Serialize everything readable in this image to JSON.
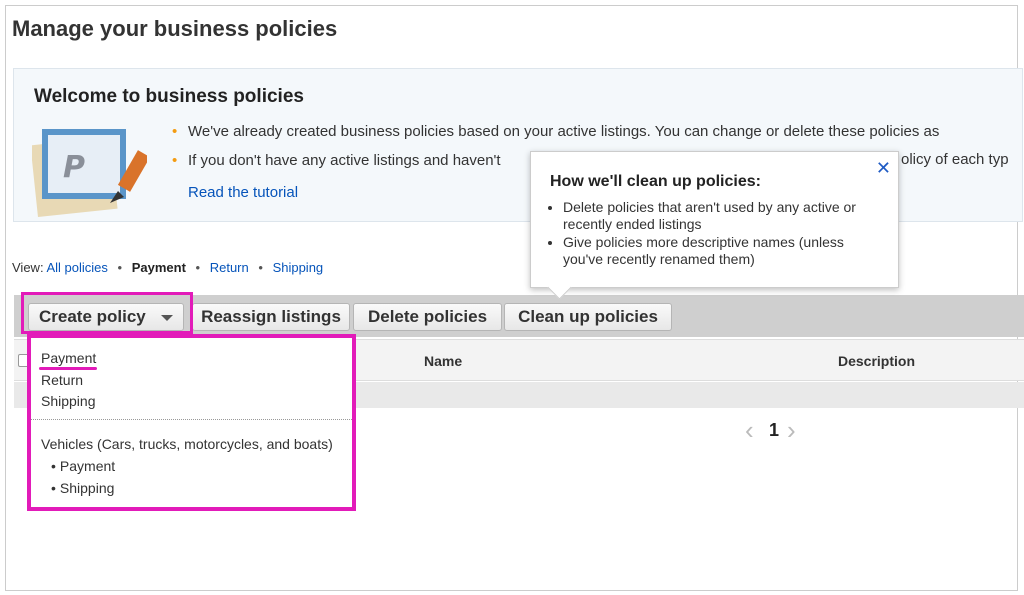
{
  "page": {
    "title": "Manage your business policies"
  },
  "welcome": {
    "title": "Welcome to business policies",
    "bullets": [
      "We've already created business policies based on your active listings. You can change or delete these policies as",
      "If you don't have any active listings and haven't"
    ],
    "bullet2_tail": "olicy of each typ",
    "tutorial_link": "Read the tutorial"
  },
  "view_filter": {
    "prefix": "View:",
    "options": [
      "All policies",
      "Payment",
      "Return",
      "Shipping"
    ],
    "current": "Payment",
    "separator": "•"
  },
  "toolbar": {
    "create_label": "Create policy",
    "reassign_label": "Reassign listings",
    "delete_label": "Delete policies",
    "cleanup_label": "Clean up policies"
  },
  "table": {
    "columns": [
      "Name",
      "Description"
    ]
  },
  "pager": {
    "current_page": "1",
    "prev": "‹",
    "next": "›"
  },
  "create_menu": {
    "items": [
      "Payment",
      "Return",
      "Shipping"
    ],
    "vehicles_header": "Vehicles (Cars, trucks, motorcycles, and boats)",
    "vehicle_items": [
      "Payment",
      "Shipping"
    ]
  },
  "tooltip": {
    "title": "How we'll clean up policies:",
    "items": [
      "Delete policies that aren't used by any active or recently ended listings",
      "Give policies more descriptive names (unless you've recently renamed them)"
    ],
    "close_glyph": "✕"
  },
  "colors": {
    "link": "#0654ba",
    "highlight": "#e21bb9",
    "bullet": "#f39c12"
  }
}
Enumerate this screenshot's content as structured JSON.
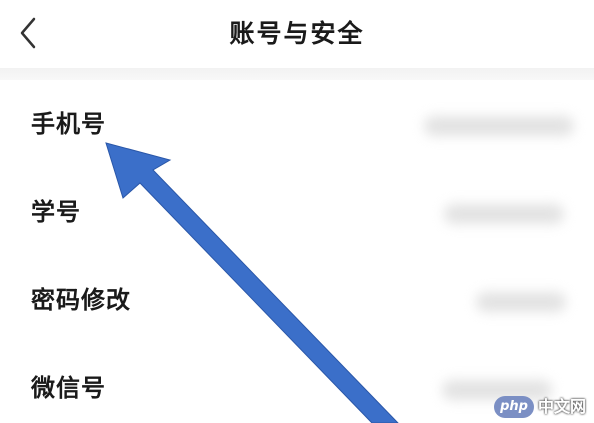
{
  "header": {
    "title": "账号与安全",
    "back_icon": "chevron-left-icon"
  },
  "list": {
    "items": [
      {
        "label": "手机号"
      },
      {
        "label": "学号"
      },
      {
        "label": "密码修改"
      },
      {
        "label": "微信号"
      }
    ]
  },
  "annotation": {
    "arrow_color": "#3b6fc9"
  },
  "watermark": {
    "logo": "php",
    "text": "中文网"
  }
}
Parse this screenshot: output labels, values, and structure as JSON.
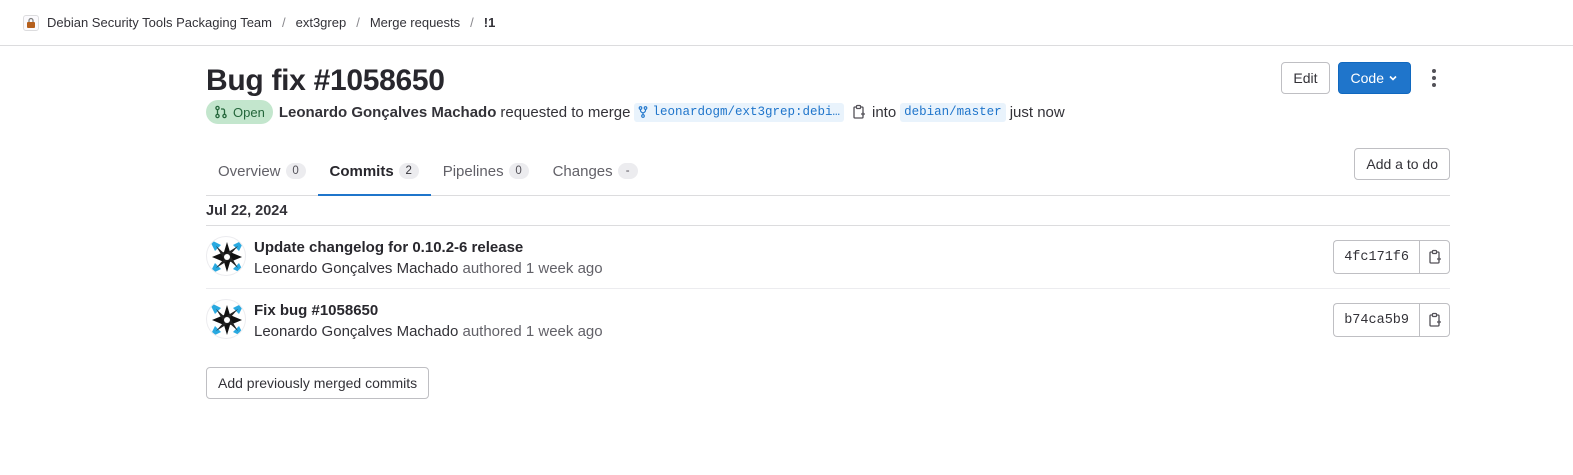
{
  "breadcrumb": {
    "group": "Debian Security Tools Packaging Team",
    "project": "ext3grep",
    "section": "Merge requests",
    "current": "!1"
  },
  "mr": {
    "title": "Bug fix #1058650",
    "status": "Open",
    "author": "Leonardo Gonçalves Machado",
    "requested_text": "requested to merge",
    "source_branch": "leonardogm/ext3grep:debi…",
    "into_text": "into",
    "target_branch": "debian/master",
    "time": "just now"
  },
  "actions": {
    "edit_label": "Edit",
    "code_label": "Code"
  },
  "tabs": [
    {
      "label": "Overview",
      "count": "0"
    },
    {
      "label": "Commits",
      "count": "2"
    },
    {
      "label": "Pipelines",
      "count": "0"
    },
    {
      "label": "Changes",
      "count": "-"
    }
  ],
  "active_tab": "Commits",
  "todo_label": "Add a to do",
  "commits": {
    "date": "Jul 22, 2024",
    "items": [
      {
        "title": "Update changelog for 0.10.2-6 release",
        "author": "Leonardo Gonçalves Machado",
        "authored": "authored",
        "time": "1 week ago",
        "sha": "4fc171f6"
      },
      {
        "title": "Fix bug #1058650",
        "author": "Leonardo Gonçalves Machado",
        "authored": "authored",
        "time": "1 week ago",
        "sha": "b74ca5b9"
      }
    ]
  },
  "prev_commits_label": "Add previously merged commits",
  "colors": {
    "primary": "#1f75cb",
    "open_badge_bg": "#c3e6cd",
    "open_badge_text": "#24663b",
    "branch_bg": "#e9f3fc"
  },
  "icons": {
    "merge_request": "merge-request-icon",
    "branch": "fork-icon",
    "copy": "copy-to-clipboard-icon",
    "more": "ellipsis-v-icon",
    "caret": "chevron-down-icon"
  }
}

________________

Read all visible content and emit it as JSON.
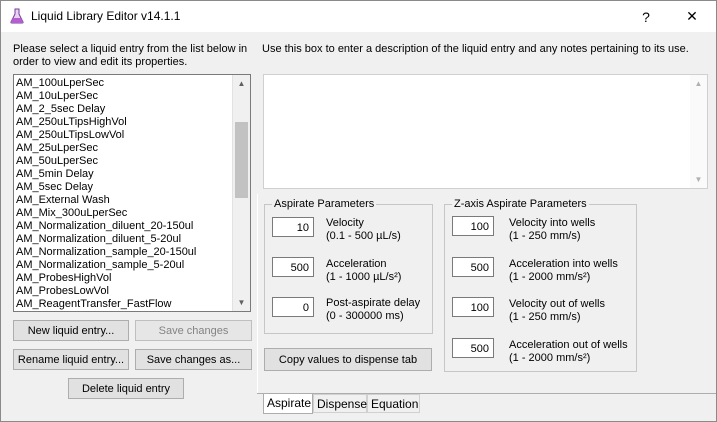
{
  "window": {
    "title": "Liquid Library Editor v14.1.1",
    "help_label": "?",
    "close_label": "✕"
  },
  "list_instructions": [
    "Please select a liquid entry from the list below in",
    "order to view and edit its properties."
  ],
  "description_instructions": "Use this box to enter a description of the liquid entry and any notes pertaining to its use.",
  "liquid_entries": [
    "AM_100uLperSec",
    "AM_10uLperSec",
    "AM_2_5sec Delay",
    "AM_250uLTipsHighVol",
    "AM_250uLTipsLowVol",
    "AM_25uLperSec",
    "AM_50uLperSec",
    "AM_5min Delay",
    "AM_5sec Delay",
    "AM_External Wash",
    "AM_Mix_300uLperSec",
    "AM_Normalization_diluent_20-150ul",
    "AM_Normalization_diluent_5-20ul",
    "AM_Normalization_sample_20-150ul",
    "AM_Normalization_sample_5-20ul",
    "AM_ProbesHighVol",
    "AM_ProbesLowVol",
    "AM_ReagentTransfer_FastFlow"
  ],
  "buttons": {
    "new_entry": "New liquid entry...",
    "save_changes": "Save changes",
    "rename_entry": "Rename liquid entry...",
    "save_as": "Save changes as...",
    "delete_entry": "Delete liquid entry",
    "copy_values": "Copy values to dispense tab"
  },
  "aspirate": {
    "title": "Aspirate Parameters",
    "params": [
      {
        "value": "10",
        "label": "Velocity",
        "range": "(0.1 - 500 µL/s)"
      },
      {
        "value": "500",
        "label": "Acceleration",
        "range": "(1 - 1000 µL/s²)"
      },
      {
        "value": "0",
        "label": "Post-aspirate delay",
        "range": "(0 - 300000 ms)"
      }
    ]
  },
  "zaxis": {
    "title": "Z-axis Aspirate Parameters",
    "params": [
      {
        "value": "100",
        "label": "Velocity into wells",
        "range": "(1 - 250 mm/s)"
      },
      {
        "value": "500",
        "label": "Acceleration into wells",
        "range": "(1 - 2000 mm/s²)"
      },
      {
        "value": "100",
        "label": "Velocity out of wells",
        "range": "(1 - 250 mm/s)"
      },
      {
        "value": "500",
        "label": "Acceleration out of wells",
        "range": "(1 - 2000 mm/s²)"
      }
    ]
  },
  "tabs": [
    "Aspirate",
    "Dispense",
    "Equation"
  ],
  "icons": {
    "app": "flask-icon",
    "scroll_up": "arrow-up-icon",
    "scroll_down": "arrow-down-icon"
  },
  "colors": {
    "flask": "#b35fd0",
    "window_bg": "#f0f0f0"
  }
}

________________

▶ [What this task involves] Each line in the data that holds the string "business" should be found and copied.

▶ [Task result]
    "title": "Manage your business policies"
    "title": "Welcome to business policies",
      "We've already created business policies based on your active listings. You can change or delete these policies as",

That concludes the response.